Records provided:
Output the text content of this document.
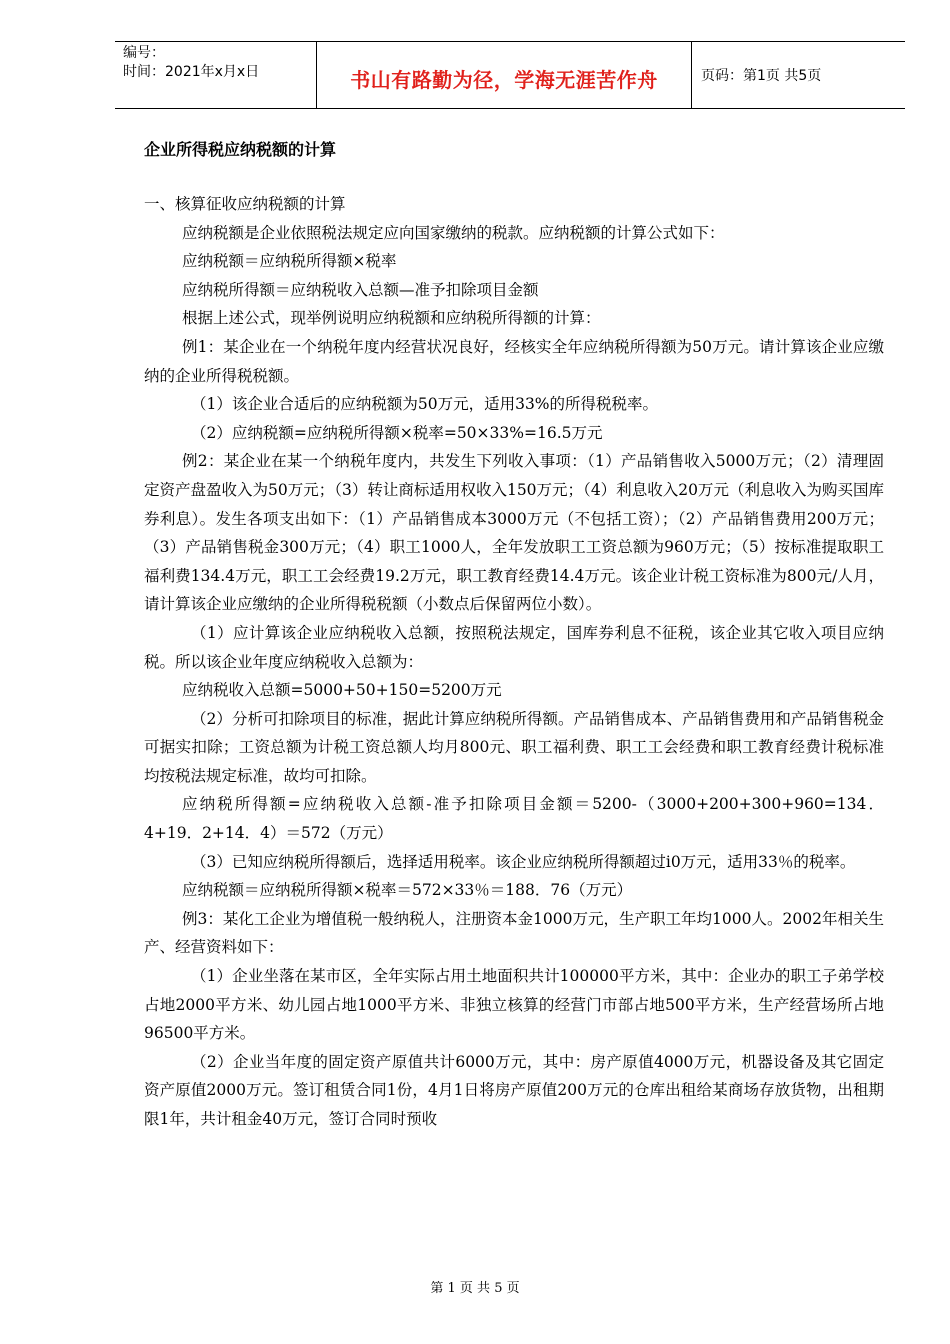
编号：
时间：2021年x月x日	书山有路勤为径，学海无涯苦作舟	页码：第1页 共5页
企业所得税应纳税额的计算

一、核算征收应纳税额的计算

应纳税额是企业依照税法规定应向国家缴纳的税款。应纳税额的计算公式如下：

应纳税额＝应纳税所得额×税率

应纳税所得额＝应纳税收入总额—准予扣除项目金额

根据上述公式，现举例说明应纳税额和应纳税所得额的计算：

例1：某企业在一个纳税年度内经营状况良好，经核实全年应纳税所得额为50万元。请计算该企业应缴纳的企业所得税税额。

（1）该企业合适后的应纳税额为50万元，适用33%的所得税税率。

（2）应纳税额=应纳税所得额×税率=50×33%=16.5万元

例2：某企业在某一个纳税年度内，共发生下列收入事项：（1）产品销售收入5000万元；（2）清理固定资产盘盈收入为50万元；（3）转让商标适用权收入150万元；（4）利息收入20万元（利息收入为购买国库券利息）。发生各项支出如下：（1）产品销售成本3000万元（不包括工资）；（2）产品销售费用200万元；（3）产品销售税金300万元；（4）职工1000人，全年发放职工工资总额为960万元；（5）按标准提取职工福利费134.4万元，职工工会经费19.2万元，职工教育经费14.4万元。该企业计税工资标准为800元/人月，请计算该企业应缴纳的企业所得税税额（小数点后保留两位小数）。

（1）应计算该企业应纳税收入总额，按照税法规定，国库券利息不征税，该企业其它收入项目应纳税。所以该企业年度应纳税收入总额为：

应纳税收入总额=5000+50+150=5200万元

（2）分析可扣除项目的标准，据此计算应纳税所得额。产品销售成本、产品销售费用和产品销售税金可据实扣除；工资总额为计税工资总额人均月800元、职工福利费、职工工会经费和职工教育经费计税标准均按税法规定标准，故均可扣除。

应纳税所得额=应纳税收入总额-准予扣除项目金额＝5200-（3000+200+300+960=134．4+19．2+14．4）＝572（万元）

（3）已知应纳税所得额后，选择适用税率。该企业应纳税所得额超过i0万元，适用33％的税率。

应纳税额＝应纳税所得额×税率＝572×33％＝188．76（万元）

例3：某化工企业为增值税一般纳税人，注册资本金1000万元，生产职工年均1000人。2002年相关生产、经营资料如下：

（1）企业坐落在某市区，全年实际占用土地面积共计100000平方米，其中：企业办的职工子弟学校占地2000平方米、幼儿园占地1000平方米、非独立核算的经营门市部占地500平方米，生产经营场所占地96500平方米。

（2）企业当年度的固定资产原值共计6000万元，其中：房产原值4000万元，机器设备及其它固定资产原值2000万元。签订租赁合同1份，4月1日将房产原值200万元的仓库出租给某商场存放货物，出租期限1年，共计租金40万元，签订合同时预收

第 1 页 共 5 页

Problem statement: State how many lines above include the word "准予扣除项目金额", and nothing more.

Written response: 2